# [SET TASK]
Put each line of the entries, from the first line through the line containing "List every element", into a JSON list of strings, one string per line. Leave out blank lines and the pictures.

# [Box coordinate listings]
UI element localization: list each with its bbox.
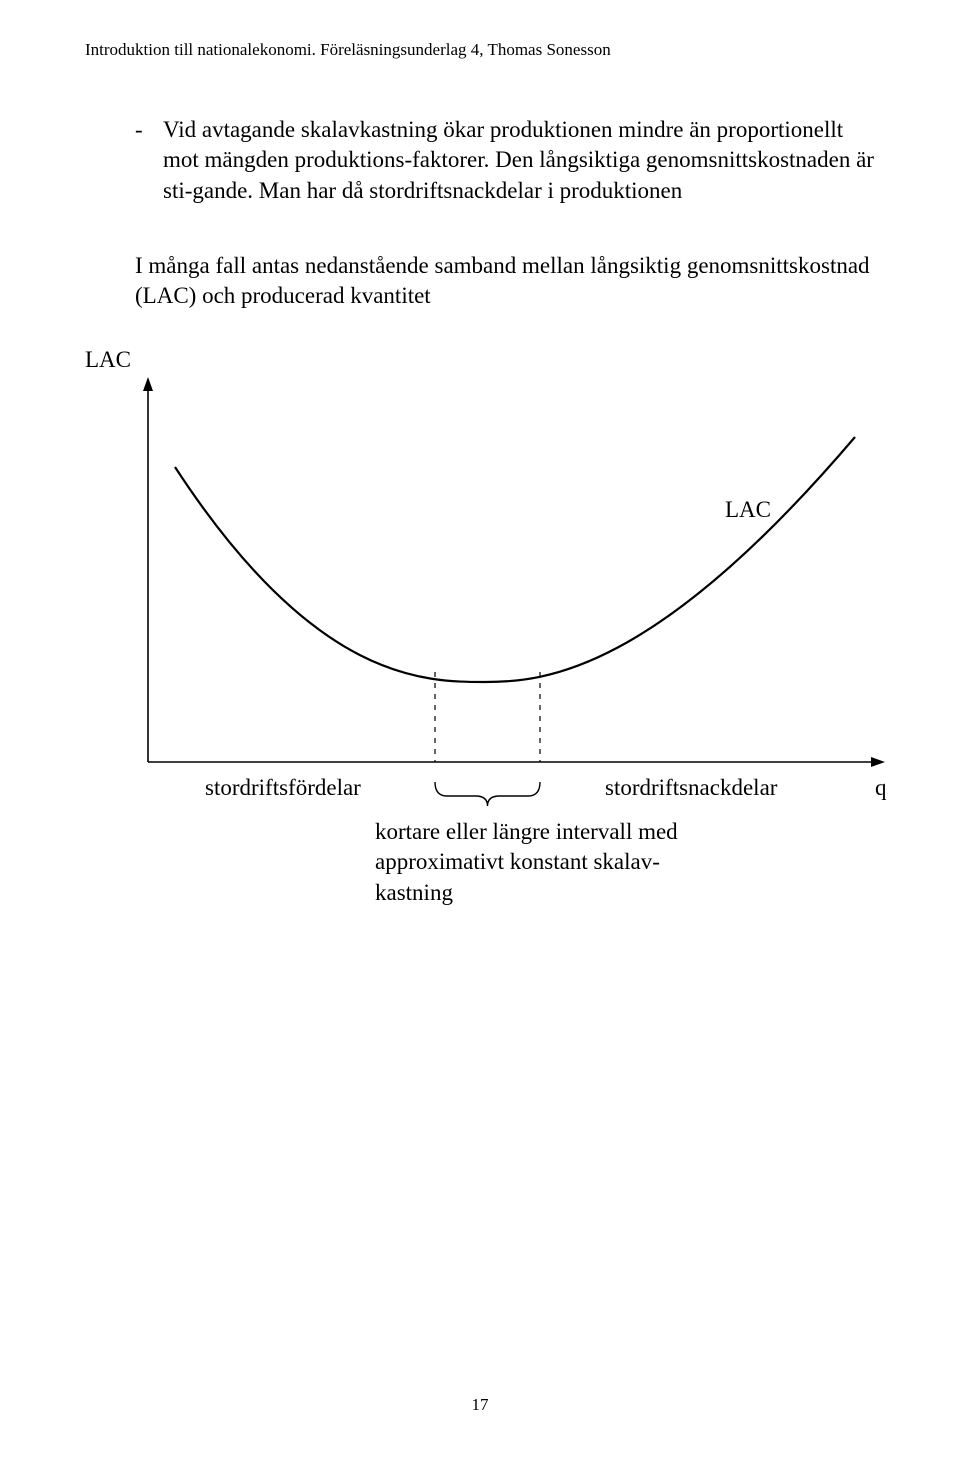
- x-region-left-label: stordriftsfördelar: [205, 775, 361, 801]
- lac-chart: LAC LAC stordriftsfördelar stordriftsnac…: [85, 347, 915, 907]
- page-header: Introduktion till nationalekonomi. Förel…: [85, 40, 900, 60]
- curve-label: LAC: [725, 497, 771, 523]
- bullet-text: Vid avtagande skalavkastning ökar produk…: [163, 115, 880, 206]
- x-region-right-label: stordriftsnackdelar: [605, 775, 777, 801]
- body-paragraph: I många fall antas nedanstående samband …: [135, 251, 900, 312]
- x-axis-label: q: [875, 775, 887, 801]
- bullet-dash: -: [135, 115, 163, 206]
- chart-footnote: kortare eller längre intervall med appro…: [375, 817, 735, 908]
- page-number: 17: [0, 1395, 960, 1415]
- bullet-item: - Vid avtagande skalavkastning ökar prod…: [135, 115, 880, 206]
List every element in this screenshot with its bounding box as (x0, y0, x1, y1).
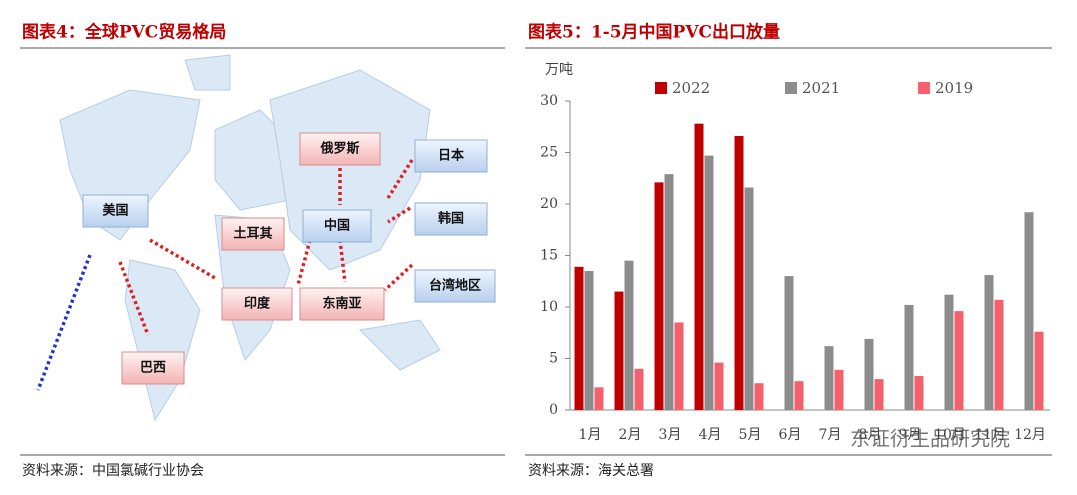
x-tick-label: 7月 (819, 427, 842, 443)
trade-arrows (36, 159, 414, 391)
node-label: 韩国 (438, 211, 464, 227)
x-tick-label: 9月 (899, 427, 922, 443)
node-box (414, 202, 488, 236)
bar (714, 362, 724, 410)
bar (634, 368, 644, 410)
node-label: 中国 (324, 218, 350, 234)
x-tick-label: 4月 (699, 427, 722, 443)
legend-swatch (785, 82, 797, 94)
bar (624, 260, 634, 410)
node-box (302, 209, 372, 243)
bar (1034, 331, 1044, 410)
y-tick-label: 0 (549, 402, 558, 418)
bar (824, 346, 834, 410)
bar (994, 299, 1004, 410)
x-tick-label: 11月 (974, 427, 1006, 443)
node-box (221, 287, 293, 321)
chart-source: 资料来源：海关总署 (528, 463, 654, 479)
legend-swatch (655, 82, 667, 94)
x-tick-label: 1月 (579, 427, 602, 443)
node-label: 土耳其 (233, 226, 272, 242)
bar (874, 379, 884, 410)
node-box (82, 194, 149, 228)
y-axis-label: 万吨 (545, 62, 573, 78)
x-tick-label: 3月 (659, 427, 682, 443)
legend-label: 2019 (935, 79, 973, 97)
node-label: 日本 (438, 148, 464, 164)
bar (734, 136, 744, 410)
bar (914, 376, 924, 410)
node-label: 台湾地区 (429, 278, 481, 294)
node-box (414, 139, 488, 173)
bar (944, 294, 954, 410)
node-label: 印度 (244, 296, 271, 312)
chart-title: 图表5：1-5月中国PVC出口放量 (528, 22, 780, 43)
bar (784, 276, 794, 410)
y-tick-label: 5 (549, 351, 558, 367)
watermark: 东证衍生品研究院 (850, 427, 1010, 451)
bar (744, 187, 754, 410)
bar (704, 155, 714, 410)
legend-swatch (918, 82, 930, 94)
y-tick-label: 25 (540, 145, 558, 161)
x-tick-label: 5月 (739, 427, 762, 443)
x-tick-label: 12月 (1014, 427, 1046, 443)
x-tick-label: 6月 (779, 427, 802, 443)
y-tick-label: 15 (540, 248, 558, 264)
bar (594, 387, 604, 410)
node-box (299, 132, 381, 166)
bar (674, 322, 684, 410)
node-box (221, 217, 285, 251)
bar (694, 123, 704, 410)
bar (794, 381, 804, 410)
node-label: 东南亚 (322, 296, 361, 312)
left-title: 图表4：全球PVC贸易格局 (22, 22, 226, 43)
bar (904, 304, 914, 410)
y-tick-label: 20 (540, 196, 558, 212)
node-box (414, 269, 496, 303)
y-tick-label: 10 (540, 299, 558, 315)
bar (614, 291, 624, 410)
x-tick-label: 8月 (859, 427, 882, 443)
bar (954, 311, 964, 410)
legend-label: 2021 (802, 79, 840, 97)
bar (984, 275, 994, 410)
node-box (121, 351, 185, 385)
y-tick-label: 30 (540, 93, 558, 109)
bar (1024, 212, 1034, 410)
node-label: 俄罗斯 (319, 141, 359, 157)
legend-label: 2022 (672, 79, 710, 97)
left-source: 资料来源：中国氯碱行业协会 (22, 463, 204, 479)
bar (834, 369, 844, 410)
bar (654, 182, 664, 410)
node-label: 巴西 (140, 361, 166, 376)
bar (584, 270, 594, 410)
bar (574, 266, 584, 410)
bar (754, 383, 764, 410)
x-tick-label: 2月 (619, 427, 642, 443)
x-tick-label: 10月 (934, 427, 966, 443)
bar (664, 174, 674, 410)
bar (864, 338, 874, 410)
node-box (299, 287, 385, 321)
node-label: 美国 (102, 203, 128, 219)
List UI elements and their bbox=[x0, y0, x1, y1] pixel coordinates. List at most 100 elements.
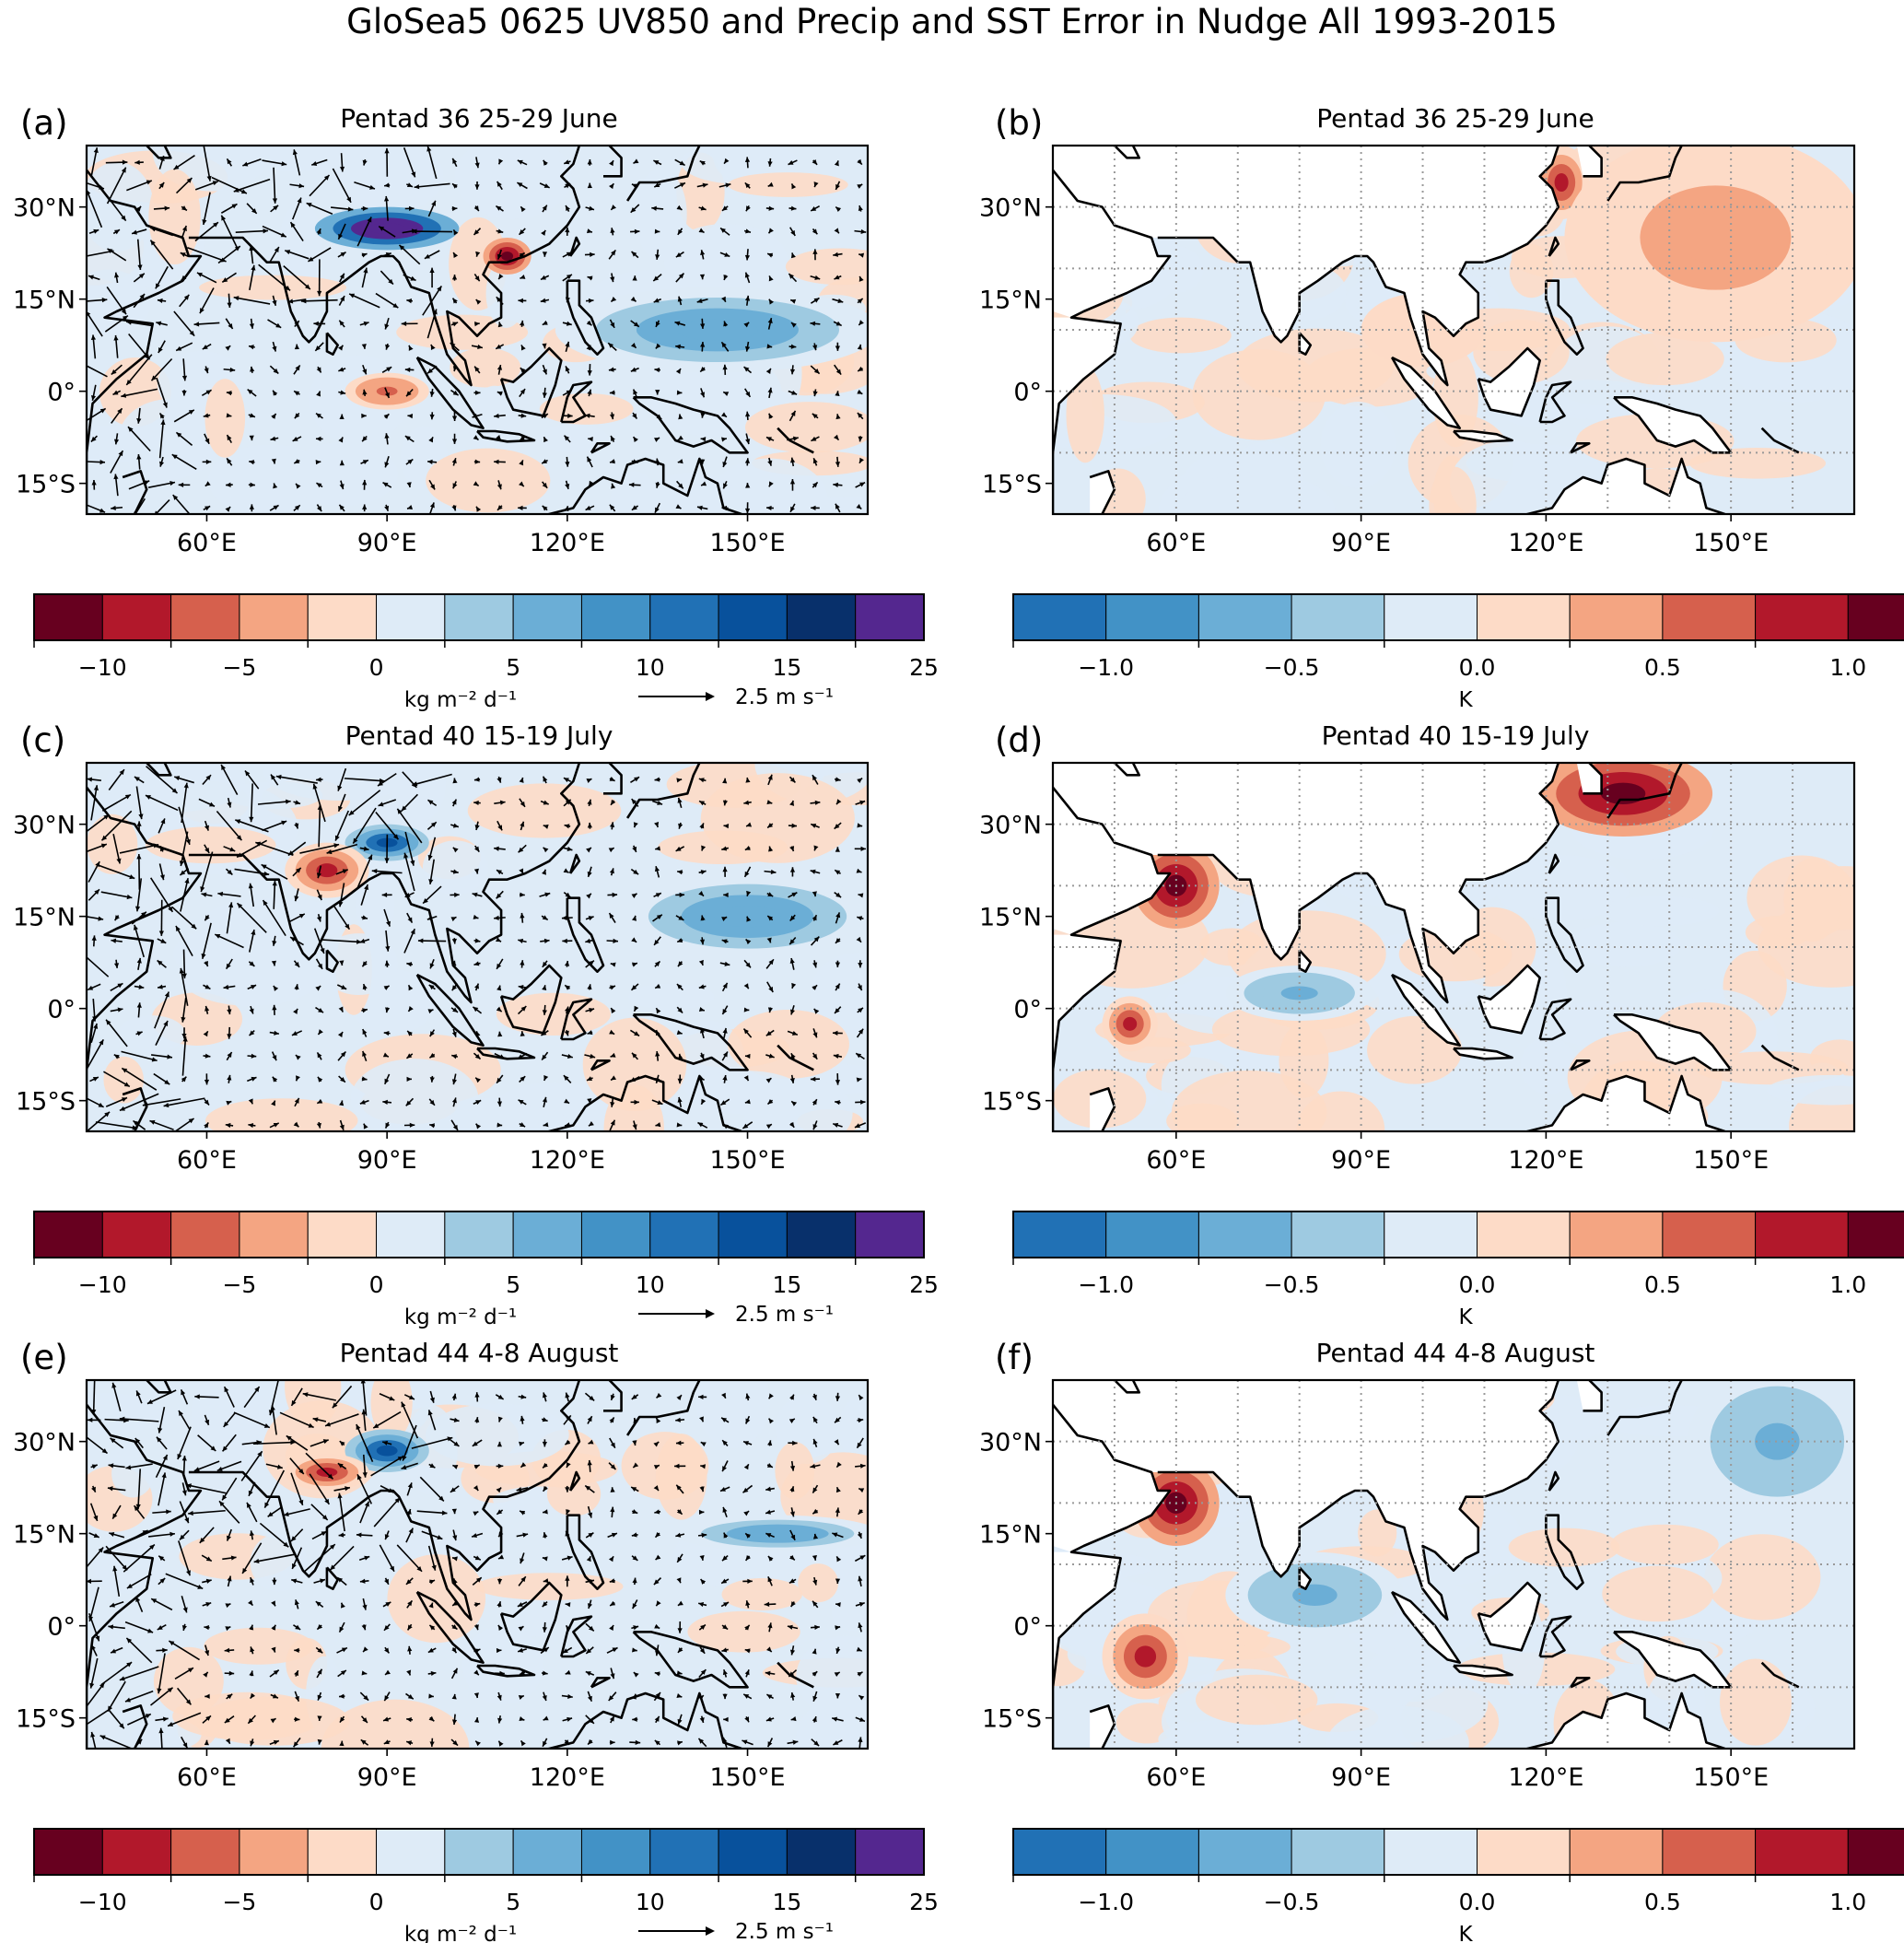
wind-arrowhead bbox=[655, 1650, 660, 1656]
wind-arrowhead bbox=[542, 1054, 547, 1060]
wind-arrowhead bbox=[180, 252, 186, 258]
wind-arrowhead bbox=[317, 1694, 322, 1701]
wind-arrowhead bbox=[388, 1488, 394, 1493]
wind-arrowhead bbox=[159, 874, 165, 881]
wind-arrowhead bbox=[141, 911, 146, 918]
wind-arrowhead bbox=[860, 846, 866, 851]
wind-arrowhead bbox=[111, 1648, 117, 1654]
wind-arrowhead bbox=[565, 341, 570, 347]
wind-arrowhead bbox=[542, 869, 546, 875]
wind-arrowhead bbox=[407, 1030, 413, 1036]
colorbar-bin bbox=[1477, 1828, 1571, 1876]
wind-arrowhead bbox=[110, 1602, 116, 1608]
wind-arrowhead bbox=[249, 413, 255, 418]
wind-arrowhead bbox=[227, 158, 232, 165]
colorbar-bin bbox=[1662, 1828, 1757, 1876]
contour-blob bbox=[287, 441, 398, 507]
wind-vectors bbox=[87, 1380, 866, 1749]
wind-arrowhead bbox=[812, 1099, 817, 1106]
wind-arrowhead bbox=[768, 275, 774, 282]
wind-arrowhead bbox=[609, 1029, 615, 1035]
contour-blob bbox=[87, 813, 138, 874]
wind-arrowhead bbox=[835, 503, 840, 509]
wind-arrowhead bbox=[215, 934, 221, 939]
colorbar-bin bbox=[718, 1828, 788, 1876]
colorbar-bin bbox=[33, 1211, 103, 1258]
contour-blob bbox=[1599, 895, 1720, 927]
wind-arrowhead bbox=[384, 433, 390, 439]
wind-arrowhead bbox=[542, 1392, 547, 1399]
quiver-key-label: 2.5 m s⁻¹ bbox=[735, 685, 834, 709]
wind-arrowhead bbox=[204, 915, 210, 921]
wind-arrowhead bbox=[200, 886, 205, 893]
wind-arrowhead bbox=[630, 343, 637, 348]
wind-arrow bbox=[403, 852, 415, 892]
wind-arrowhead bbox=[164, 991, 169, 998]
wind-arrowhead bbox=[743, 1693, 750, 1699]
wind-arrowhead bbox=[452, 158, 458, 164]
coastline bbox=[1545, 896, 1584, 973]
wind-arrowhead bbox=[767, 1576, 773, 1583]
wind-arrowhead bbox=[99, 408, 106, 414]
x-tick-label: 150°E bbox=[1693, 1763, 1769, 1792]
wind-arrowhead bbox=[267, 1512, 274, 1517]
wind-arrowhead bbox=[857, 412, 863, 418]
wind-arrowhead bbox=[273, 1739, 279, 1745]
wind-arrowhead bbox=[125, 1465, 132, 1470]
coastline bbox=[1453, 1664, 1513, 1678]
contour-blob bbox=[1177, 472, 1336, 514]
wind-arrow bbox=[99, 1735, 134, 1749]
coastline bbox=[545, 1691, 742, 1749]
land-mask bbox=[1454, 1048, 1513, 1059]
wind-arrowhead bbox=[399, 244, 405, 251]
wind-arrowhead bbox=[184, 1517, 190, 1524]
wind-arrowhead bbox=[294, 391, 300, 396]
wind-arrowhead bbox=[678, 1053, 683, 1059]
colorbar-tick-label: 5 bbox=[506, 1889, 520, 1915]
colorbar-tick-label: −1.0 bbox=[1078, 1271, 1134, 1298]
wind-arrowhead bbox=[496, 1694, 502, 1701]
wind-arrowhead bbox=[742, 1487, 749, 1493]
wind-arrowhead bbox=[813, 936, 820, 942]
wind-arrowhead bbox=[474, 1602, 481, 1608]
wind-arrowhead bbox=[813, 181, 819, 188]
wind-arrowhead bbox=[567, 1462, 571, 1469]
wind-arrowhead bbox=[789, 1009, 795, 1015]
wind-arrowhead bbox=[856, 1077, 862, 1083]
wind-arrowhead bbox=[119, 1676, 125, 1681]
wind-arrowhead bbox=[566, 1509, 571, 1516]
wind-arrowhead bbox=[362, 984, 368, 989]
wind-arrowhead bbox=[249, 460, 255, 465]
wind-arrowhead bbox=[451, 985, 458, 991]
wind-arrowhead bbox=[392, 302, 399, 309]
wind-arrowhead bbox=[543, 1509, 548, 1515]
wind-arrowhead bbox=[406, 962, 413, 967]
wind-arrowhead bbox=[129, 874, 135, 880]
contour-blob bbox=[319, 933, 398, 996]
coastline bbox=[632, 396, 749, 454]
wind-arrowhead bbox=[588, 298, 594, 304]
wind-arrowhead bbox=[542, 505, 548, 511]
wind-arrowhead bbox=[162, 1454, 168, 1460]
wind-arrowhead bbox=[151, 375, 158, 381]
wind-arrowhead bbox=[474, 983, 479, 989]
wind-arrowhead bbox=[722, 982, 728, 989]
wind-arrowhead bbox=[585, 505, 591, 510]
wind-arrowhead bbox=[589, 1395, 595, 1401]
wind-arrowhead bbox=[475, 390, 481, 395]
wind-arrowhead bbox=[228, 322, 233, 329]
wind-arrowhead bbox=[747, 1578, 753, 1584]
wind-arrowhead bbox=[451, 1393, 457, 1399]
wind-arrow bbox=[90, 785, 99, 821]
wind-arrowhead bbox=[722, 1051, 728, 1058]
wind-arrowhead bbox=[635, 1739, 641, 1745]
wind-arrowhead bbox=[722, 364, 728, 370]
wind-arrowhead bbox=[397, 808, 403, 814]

# [RESPONSE TO THIS EXERCISE]
[
  "UI element localization: list each with its bbox.",
  "- x-region-left-label: stordriftsfördelar: [205, 775, 361, 801]",
  "- lac-chart: LAC LAC stordriftsfördelar stordriftsnac…: [85, 347, 915, 907]",
  "- page-header: Introduktion till nationalekonomi. Förel…: [85, 40, 900, 60]",
  "- curve-label: LAC: [725, 497, 771, 523]",
  "- bullet-text: Vid avtagande skalavkastning ökar produk…: [163, 115, 880, 206]",
  "- x-region-right-label: stordriftsnackdelar: [605, 775, 777, 801]",
  "- body-paragraph: I många fall antas nedanstående samband …: [135, 251, 900, 312]",
  "- x-axis-label: q: [875, 775, 887, 801]",
  "- bullet-dash: -: [135, 115, 163, 206]",
  "- chart-footnote: kortare eller längre intervall med appro…: [375, 817, 735, 908]",
  "- page-number: 17: [0, 1395, 960, 1415]",
  "- bullet-item: - Vid avtagande skalavkastning ökar prod…: [135, 115, 880, 206]",
  "List every element in this screenshot with its bounding box as (x0, y0, x1, y1)."
]